[Records about charts and figures]
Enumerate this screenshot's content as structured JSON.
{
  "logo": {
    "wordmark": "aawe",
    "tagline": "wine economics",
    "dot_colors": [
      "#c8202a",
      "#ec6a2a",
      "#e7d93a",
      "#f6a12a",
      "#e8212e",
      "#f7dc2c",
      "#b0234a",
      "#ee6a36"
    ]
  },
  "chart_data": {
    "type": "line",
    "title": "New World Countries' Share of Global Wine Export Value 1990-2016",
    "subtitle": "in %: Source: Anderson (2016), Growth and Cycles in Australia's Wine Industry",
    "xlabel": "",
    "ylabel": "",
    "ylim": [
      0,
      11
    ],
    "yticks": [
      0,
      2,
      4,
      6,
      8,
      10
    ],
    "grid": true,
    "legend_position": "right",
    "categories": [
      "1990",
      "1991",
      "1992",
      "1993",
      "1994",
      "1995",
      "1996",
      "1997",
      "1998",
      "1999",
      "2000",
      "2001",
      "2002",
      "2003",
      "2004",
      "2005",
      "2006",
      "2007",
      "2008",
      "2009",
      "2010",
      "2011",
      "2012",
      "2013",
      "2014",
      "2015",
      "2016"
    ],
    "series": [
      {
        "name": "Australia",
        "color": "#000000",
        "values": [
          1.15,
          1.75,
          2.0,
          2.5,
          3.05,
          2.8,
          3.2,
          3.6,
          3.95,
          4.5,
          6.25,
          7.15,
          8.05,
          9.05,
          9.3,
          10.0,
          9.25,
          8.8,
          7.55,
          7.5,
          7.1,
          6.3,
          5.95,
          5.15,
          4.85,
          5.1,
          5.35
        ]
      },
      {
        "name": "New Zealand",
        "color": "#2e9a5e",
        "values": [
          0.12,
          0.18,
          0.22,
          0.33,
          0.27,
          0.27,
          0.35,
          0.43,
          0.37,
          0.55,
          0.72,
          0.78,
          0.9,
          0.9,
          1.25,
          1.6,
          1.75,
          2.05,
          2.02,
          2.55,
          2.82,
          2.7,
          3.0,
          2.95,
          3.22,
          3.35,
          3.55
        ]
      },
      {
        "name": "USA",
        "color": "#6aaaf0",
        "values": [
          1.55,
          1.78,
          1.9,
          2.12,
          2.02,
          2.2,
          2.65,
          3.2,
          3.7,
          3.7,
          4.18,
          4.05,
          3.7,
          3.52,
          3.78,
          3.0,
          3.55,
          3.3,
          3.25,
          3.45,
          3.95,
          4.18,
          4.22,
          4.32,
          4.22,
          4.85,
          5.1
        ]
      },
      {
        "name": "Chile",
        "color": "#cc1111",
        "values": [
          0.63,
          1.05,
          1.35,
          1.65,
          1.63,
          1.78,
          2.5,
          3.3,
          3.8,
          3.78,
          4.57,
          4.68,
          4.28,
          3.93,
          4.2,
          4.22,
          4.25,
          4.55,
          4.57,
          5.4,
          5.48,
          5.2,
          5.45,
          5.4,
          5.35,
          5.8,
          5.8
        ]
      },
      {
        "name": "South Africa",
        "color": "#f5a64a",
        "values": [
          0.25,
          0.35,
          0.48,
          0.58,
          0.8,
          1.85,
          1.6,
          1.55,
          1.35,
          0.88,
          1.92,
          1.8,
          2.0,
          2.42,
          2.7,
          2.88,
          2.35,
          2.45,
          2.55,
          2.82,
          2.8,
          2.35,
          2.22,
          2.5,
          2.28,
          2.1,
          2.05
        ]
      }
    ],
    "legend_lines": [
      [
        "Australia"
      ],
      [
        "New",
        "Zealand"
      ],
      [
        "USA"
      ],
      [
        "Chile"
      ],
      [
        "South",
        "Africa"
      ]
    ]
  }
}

- [THE REQUEST] Reproduce the records above exactly as they appear.

- [OUTPUT]
Enumerate this screenshot's content as structured JSON.
{
  "logo": {
    "wordmark": "aawe",
    "tagline": "wine economics",
    "dot_colors": [
      "#c8202a",
      "#ec6a2a",
      "#e7d93a",
      "#f6a12a",
      "#e8212e",
      "#f7dc2c",
      "#b0234a",
      "#ee6a36"
    ]
  },
  "chart_data": {
    "type": "line",
    "title": "New World Countries' Share of Global Wine Export Value 1990-2016",
    "subtitle": "in %: Source: Anderson (2016), Growth and Cycles in Australia's Wine Industry",
    "xlabel": "",
    "ylabel": "",
    "ylim": [
      0,
      11
    ],
    "yticks": [
      0,
      2,
      4,
      6,
      8,
      10
    ],
    "grid": true,
    "legend_position": "right",
    "categories": [
      "1990",
      "1991",
      "1992",
      "1993",
      "1994",
      "1995",
      "1996",
      "1997",
      "1998",
      "1999",
      "2000",
      "2001",
      "2002",
      "2003",
      "2004",
      "2005",
      "2006",
      "2007",
      "2008",
      "2009",
      "2010",
      "2011",
      "2012",
      "2013",
      "2014",
      "2015",
      "2016"
    ],
    "series": [
      {
        "name": "Australia",
        "color": "#000000",
        "values": [
          1.15,
          1.75,
          2.0,
          2.5,
          3.05,
          2.8,
          3.2,
          3.6,
          3.95,
          4.5,
          6.25,
          7.15,
          8.05,
          9.05,
          9.3,
          10.0,
          9.25,
          8.8,
          7.55,
          7.5,
          7.1,
          6.3,
          5.95,
          5.15,
          4.85,
          5.1,
          5.35
        ]
      },
      {
        "name": "New Zealand",
        "color": "#2e9a5e",
        "values": [
          0.12,
          0.18,
          0.22,
          0.33,
          0.27,
          0.27,
          0.35,
          0.43,
          0.37,
          0.55,
          0.72,
          0.78,
          0.9,
          0.9,
          1.25,
          1.6,
          1.75,
          2.05,
          2.02,
          2.55,
          2.82,
          2.7,
          3.0,
          2.95,
          3.22,
          3.35,
          3.55
        ]
      },
      {
        "name": "USA",
        "color": "#6aaaf0",
        "values": [
          1.55,
          1.78,
          1.9,
          2.12,
          2.02,
          2.2,
          2.65,
          3.2,
          3.7,
          3.7,
          4.18,
          4.05,
          3.7,
          3.52,
          3.78,
          3.0,
          3.55,
          3.3,
          3.25,
          3.45,
          3.95,
          4.18,
          4.22,
          4.32,
          4.22,
          4.85,
          5.1
        ]
      },
      {
        "name": "Chile",
        "color": "#cc1111",
        "values": [
          0.63,
          1.05,
          1.35,
          1.65,
          1.63,
          1.78,
          2.5,
          3.3,
          3.8,
          3.78,
          4.57,
          4.68,
          4.28,
          3.93,
          4.2,
          4.22,
          4.25,
          4.55,
          4.57,
          5.4,
          5.48,
          5.2,
          5.45,
          5.4,
          5.35,
          5.8,
          5.8
        ]
      },
      {
        "name": "South Africa",
        "color": "#f5a64a",
        "values": [
          0.25,
          0.35,
          0.48,
          0.58,
          0.8,
          1.85,
          1.6,
          1.55,
          1.35,
          0.88,
          1.92,
          1.8,
          2.0,
          2.42,
          2.7,
          2.88,
          2.35,
          2.45,
          2.55,
          2.82,
          2.8,
          2.35,
          2.22,
          2.5,
          2.28,
          2.1,
          2.05
        ]
      }
    ],
    "legend_lines": [
      [
        "Australia"
      ],
      [
        "New",
        "Zealand"
      ],
      [
        "USA"
      ],
      [
        "Chile"
      ],
      [
        "South",
        "Africa"
      ]
    ]
  }
}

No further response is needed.